#### DATASET EXTRACT
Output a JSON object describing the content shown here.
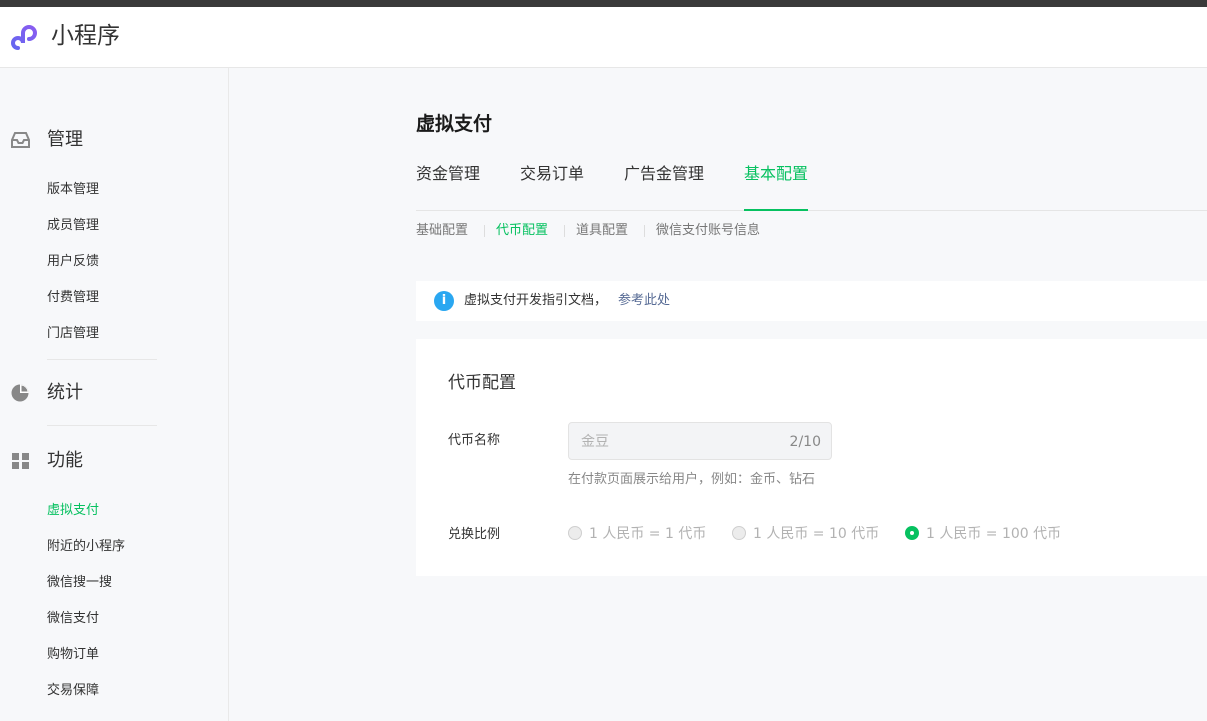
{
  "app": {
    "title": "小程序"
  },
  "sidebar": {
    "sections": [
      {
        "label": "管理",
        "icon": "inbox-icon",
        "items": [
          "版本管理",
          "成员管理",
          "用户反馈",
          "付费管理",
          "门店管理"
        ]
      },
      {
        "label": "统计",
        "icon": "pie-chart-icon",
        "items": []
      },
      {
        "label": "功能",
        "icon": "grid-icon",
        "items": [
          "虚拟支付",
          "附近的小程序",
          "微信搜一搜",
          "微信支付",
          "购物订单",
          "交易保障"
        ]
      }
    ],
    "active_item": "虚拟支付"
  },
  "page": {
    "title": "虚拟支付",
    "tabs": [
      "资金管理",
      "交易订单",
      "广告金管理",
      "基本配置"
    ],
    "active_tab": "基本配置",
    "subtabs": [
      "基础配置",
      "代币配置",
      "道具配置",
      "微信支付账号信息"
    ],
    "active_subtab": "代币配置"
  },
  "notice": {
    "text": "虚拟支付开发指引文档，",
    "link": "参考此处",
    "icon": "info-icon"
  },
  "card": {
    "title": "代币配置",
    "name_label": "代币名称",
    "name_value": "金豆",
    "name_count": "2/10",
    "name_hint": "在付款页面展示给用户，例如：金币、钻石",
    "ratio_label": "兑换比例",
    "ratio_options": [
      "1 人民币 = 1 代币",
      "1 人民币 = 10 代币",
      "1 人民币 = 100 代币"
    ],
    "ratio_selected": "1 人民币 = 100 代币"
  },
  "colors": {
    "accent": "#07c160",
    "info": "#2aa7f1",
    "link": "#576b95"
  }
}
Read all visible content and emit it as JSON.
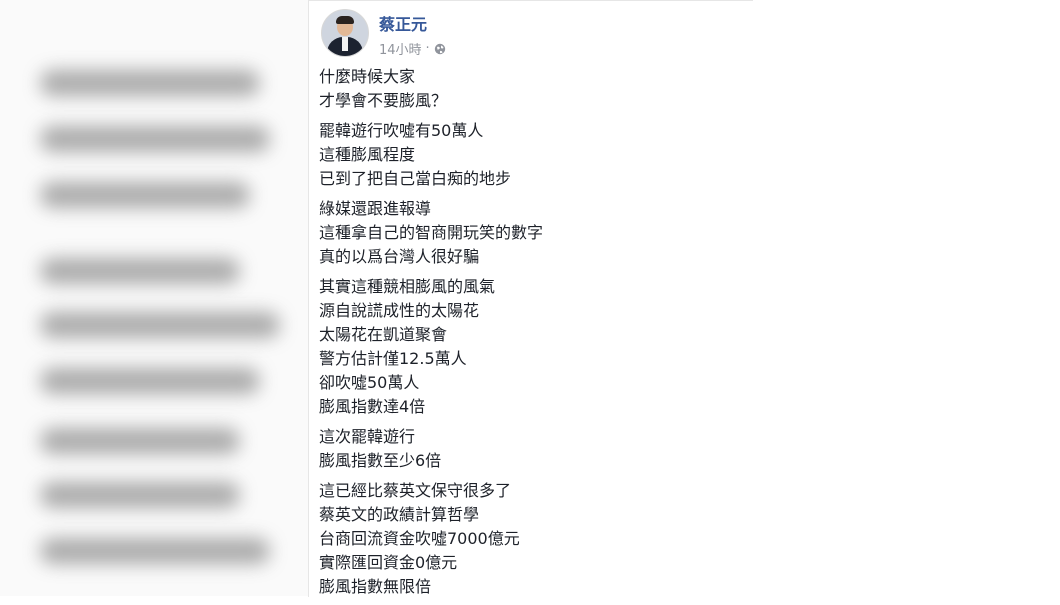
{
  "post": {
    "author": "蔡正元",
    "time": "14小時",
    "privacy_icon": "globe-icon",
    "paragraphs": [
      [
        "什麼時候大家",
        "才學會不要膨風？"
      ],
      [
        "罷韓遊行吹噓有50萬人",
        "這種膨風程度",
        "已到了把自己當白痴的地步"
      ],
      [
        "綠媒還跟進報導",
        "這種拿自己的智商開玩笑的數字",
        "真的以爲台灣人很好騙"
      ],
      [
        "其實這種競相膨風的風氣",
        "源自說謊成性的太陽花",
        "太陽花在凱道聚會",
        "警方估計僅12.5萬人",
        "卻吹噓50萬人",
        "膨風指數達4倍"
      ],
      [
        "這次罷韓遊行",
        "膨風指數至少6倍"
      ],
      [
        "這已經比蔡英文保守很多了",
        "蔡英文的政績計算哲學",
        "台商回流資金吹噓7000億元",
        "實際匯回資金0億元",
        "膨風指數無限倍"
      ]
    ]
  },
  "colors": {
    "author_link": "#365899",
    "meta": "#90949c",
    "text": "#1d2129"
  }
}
########
▶ [EXERCISE DIRECTIONS]
Extract all the data above exactly, excluding every picture.

▶ [EXPECTED ANSWER]
Output a JSON object describing the content shown here.
{
  "app": {
    "title": "小程序"
  },
  "sidebar": {
    "sections": [
      {
        "label": "管理",
        "icon": "inbox-icon",
        "items": [
          "版本管理",
          "成员管理",
          "用户反馈",
          "付费管理",
          "门店管理"
        ]
      },
      {
        "label": "统计",
        "icon": "pie-chart-icon",
        "items": []
      },
      {
        "label": "功能",
        "icon": "grid-icon",
        "items": [
          "虚拟支付",
          "附近的小程序",
          "微信搜一搜",
          "微信支付",
          "购物订单",
          "交易保障"
        ]
      }
    ],
    "active_item": "虚拟支付"
  },
  "page": {
    "title": "虚拟支付",
    "tabs": [
      "资金管理",
      "交易订单",
      "广告金管理",
      "基本配置"
    ],
    "active_tab": "基本配置",
    "subtabs": [
      "基础配置",
      "代币配置",
      "道具配置",
      "微信支付账号信息"
    ],
    "active_subtab": "代币配置"
  },
  "notice": {
    "text": "虚拟支付开发指引文档，",
    "link": "参考此处",
    "icon": "info-icon"
  },
  "card": {
    "title": "代币配置",
    "name_label": "代币名称",
    "name_value": "金豆",
    "name_count": "2/10",
    "name_hint": "在付款页面展示给用户，例如：金币、钻石",
    "ratio_label": "兑换比例",
    "ratio_options": [
      "1 人民币 = 1 代币",
      "1 人民币 = 10 代币",
      "1 人民币 = 100 代币"
    ],
    "ratio_selected": "1 人民币 = 100 代币"
  },
  "colors": {
    "accent": "#07c160",
    "info": "#2aa7f1",
    "link": "#576b95"
  }
}
Read all visible content and emit it as JSON.
{
  "post": {
    "author": "蔡正元",
    "time": "14小時",
    "privacy_icon": "globe-icon",
    "paragraphs": [
      [
        "什麼時候大家",
        "才學會不要膨風？"
      ],
      [
        "罷韓遊行吹噓有50萬人",
        "這種膨風程度",
        "已到了把自己當白痴的地步"
      ],
      [
        "綠媒還跟進報導",
        "這種拿自己的智商開玩笑的數字",
        "真的以爲台灣人很好騙"
      ],
      [
        "其實這種競相膨風的風氣",
        "源自說謊成性的太陽花",
        "太陽花在凱道聚會",
        "警方估計僅12.5萬人",
        "卻吹噓50萬人",
        "膨風指數達4倍"
      ],
      [
        "這次罷韓遊行",
        "膨風指數至少6倍"
      ],
      [
        "這已經比蔡英文保守很多了",
        "蔡英文的政績計算哲學",
        "台商回流資金吹噓7000億元",
        "實際匯回資金0億元",
        "膨風指數無限倍"
      ]
    ]
  },
  "colors": {
    "author_link": "#365899",
    "meta": "#90949c",
    "text": "#1d2129"
  }
}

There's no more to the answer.